Look through the lines below and extract each one that contains "pris".
━━━━━ Given data ━━━━━
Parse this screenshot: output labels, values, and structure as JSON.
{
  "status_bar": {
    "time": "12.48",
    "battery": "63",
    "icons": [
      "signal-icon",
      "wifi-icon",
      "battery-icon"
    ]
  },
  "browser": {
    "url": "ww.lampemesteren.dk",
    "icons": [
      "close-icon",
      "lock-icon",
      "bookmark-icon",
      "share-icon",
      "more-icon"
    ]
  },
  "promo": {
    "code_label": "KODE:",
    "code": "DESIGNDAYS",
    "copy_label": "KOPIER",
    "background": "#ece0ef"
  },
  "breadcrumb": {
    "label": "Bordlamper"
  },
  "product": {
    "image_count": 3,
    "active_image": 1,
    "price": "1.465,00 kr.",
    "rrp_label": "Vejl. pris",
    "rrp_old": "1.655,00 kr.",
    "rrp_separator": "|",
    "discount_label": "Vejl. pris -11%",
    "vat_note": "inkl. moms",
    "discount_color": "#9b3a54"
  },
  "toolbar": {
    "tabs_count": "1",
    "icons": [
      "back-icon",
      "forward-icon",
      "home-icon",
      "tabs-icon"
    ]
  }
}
━━━━━
Answer to this task
    "rrp_label": "Vejl. pris",
    "discount_label": "Vejl. pris -11%",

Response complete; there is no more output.